• **Provided information**
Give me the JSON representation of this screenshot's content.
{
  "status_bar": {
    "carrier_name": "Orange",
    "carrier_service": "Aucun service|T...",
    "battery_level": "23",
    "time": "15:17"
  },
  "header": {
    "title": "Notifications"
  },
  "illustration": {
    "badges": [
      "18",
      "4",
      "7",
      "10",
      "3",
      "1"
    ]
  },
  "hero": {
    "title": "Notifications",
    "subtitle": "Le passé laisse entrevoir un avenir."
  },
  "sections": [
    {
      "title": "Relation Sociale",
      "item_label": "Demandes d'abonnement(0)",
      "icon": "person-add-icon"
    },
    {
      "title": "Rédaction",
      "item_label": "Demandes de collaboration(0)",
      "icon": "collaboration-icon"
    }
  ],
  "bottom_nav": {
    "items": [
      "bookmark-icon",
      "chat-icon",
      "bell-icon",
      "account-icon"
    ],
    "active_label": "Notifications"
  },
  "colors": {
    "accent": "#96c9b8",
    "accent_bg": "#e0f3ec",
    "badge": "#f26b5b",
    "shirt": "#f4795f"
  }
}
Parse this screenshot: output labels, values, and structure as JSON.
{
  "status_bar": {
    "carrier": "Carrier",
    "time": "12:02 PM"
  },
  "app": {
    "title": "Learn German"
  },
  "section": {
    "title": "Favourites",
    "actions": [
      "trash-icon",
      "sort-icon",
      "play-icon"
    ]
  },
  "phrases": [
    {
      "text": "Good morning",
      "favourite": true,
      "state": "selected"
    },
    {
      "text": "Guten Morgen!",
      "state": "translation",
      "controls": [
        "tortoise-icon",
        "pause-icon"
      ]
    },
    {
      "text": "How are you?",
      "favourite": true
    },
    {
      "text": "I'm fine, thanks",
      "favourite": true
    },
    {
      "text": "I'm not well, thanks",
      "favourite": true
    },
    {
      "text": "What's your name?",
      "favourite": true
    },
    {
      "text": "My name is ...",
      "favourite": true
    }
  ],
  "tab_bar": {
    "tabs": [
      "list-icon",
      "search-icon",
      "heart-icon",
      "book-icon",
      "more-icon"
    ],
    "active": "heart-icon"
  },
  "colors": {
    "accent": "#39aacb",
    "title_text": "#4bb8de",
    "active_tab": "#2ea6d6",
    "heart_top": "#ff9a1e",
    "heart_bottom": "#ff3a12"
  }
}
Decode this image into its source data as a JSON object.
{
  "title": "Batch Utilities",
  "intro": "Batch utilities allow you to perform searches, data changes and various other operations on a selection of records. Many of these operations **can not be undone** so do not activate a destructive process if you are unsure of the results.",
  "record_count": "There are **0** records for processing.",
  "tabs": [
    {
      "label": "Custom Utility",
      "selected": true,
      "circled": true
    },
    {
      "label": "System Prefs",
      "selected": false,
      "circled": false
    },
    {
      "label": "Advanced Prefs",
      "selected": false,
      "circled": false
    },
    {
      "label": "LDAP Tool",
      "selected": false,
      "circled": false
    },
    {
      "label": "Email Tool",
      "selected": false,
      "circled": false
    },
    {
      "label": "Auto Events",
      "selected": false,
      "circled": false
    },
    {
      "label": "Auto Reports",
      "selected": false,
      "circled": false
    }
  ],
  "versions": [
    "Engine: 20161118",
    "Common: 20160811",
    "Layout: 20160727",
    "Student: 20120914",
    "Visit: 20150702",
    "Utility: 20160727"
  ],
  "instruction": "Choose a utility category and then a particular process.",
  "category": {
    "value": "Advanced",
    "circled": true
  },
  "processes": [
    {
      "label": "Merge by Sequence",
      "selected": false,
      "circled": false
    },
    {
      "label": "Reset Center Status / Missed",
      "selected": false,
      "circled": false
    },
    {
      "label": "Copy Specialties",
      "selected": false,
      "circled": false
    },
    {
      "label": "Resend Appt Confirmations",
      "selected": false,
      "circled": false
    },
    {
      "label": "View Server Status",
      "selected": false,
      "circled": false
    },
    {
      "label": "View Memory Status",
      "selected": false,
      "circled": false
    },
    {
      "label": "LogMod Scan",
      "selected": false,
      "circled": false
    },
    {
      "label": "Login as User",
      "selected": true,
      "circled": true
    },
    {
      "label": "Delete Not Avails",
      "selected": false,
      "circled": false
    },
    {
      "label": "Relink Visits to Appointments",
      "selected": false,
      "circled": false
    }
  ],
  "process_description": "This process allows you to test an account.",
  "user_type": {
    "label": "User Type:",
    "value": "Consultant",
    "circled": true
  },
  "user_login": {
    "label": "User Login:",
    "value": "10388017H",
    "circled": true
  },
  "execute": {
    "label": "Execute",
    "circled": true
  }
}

• **Your goal**
Copy out each record exactly as given, omitting none.

• **Output below**
Give me the JSON representation of this screenshot's content.
{
  "status_bar": {
    "carrier_name": "Orange",
    "carrier_service": "Aucun service|T...",
    "battery_level": "23",
    "time": "15:17"
  },
  "header": {
    "title": "Notifications"
  },
  "illustration": {
    "badges": [
      "18",
      "4",
      "7",
      "10",
      "3",
      "1"
    ]
  },
  "hero": {
    "title": "Notifications",
    "subtitle": "Le passé laisse entrevoir un avenir."
  },
  "sections": [
    {
      "title": "Relation Sociale",
      "item_label": "Demandes d'abonnement(0)",
      "icon": "person-add-icon"
    },
    {
      "title": "Rédaction",
      "item_label": "Demandes de collaboration(0)",
      "icon": "collaboration-icon"
    }
  ],
  "bottom_nav": {
    "items": [
      "bookmark-icon",
      "chat-icon",
      "bell-icon",
      "account-icon"
    ],
    "active_label": "Notifications"
  },
  "colors": {
    "accent": "#96c9b8",
    "accent_bg": "#e0f3ec",
    "badge": "#f26b5b",
    "shirt": "#f4795f"
  }
}
Parse this screenshot: output labels, values, and structure as JSON.
{
  "status_bar": {
    "carrier": "Carrier",
    "time": "12:02 PM"
  },
  "app": {
    "title": "Learn German"
  },
  "section": {
    "title": "Favourites",
    "actions": [
      "trash-icon",
      "sort-icon",
      "play-icon"
    ]
  },
  "phrases": [
    {
      "text": "Good morning",
      "favourite": true,
      "state": "selected"
    },
    {
      "text": "Guten Morgen!",
      "state": "translation",
      "controls": [
        "tortoise-icon",
        "pause-icon"
      ]
    },
    {
      "text": "How are you?",
      "favourite": true
    },
    {
      "text": "I'm fine, thanks",
      "favourite": true
    },
    {
      "text": "I'm not well, thanks",
      "favourite": true
    },
    {
      "text": "What's your name?",
      "favourite": true
    },
    {
      "text": "My name is ...",
      "favourite": true
    }
  ],
  "tab_bar": {
    "tabs": [
      "list-icon",
      "search-icon",
      "heart-icon",
      "book-icon",
      "more-icon"
    ],
    "active": "heart-icon"
  },
  "colors": {
    "accent": "#39aacb",
    "title_text": "#4bb8de",
    "active_tab": "#2ea6d6",
    "heart_top": "#ff9a1e",
    "heart_bottom": "#ff3a12"
  }
}
Decode this image into its source data as a JSON object.
{
  "title": "Batch Utilities",
  "intro": "Batch utilities allow you to perform searches, data changes and various other operations on a selection of records. Many of these operations **can not be undone** so do not activate a destructive process if you are unsure of the results.",
  "record_count": "There are **0** records for processing.",
  "tabs": [
    {
      "label": "Custom Utility",
      "selected": true,
      "circled": true
    },
    {
      "label": "System Prefs",
      "selected": false,
      "circled": false
    },
    {
      "label": "Advanced Prefs",
      "selected": false,
      "circled": false
    },
    {
      "label": "LDAP Tool",
      "selected": false,
      "circled": false
    },
    {
      "label": "Email Tool",
      "selected": false,
      "circled": false
    },
    {
      "label": "Auto Events",
      "selected": false,
      "circled": false
    },
    {
      "label": "Auto Reports",
      "selected": false,
      "circled": false
    }
  ],
  "versions": [
    "Engine: 20161118",
    "Common: 20160811",
    "Layout: 20160727",
    "Student: 20120914",
    "Visit: 20150702",
    "Utility: 20160727"
  ],
  "instruction": "Choose a utility category and then a particular process.",
  "category": {
    "value": "Advanced",
    "circled": true
  },
  "processes": [
    {
      "label": "Merge by Sequence",
      "selected": false,
      "circled": false
    },
    {
      "label": "Reset Center Status / Missed",
      "selected": false,
      "circled": false
    },
    {
      "label": "Copy Specialties",
      "selected": false,
      "circled": false
    },
    {
      "label": "Resend Appt Confirmations",
      "selected": false,
      "circled": false
    },
    {
      "label": "View Server Status",
      "selected": false,
      "circled": false
    },
    {
      "label": "View Memory Status",
      "selected": false,
      "circled": false
    },
    {
      "label": "LogMod Scan",
      "selected": false,
      "circled": false
    },
    {
      "label": "Login as User",
      "selected": true,
      "circled": true
    },
    {
      "label": "Delete Not Avails",
      "selected": false,
      "circled": false
    },
    {
      "label": "Relink Visits to Appointments",
      "selected": false,
      "circled": false
    }
  ],
  "process_description": "This process allows you to test an account.",
  "user_type": {
    "label": "User Type:",
    "value": "Consultant",
    "circled": true
  },
  "user_login": {
    "label": "User Login:",
    "value": "10388017H",
    "circled": true
  },
  "execute": {
    "label": "Execute",
    "circled": true
  }
}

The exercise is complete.